(Data extracted from a collection)
□ □ □ □

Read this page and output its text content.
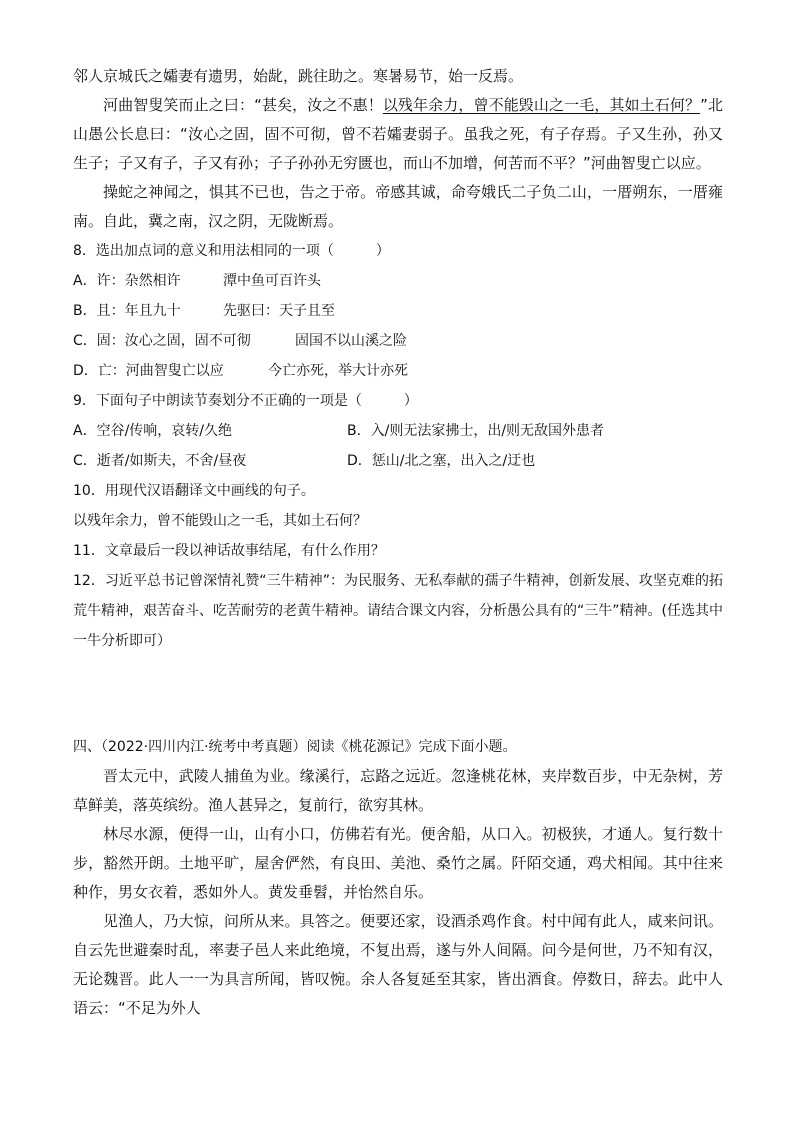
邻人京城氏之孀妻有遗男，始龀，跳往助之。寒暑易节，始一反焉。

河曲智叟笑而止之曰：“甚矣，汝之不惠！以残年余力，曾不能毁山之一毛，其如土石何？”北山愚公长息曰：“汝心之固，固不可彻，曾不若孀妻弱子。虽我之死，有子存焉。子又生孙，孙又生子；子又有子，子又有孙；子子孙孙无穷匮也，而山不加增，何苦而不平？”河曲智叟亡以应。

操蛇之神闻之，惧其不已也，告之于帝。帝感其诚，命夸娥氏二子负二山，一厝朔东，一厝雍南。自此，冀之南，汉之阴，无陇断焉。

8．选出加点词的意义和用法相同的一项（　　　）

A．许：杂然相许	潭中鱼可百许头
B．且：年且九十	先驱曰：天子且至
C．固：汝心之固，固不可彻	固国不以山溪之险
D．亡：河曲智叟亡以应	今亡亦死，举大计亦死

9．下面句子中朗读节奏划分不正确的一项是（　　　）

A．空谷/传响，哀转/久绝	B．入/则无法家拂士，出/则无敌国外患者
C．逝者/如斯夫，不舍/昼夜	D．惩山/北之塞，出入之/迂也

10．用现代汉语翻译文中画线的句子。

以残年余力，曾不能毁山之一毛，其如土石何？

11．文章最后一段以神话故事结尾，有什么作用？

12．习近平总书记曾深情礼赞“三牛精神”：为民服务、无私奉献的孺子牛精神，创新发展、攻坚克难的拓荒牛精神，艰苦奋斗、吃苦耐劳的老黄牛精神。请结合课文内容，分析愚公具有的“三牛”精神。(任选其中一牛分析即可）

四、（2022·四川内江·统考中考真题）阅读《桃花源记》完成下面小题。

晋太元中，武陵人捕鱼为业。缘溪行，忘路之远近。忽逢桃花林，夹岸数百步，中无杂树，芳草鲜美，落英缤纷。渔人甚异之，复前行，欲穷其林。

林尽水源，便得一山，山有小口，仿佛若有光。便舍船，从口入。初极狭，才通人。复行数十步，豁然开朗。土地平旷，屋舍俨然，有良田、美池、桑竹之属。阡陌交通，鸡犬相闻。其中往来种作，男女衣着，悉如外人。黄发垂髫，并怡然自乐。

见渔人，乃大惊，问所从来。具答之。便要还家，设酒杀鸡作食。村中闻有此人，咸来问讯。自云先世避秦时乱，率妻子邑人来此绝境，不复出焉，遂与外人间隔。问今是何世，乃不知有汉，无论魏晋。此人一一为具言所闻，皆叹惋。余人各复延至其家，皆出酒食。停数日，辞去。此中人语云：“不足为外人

□ □ □ □

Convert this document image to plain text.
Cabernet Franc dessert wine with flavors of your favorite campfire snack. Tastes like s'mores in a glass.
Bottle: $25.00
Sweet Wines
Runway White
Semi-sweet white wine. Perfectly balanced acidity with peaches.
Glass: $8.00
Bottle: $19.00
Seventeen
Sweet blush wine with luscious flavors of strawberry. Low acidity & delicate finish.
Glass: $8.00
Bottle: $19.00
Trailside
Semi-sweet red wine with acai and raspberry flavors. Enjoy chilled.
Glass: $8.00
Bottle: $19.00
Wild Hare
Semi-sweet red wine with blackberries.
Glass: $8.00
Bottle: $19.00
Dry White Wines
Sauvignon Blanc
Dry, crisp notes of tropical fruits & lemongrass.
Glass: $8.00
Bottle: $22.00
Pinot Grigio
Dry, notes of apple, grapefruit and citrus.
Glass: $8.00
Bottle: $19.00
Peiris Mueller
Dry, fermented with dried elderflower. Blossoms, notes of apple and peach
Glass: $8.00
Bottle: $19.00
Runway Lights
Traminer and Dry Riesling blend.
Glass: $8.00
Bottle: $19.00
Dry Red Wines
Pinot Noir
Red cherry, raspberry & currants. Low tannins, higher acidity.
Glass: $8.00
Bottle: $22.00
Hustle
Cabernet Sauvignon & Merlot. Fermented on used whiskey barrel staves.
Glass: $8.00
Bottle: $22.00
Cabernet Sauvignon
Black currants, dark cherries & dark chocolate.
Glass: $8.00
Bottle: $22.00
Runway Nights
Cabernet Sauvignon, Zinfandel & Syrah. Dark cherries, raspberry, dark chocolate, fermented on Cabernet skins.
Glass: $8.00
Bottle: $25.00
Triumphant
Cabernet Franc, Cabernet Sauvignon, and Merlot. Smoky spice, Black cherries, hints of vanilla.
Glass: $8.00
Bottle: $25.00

□ □ □ □

• **Your objective**: The lines to collect are those holding the string "其如土石何"; copy them all.

• **Final result**:
河曲智叟笑而止之曰：“甚矣，汝之不惠！以残年余力，曾不能毁山之一毛，其如土石何？”北山愚公长息曰：“汝心之固，固不可彻，曾不若孀妻弱子。虽我之死，有子存焉。子又生孙，孙又生子；子又有子，子又有孙；子子孙孙无穷匮也，而山不加增，何苦而不平？”河曲智叟亡以应。
以残年余力，曾不能毁山之一毛，其如土石何？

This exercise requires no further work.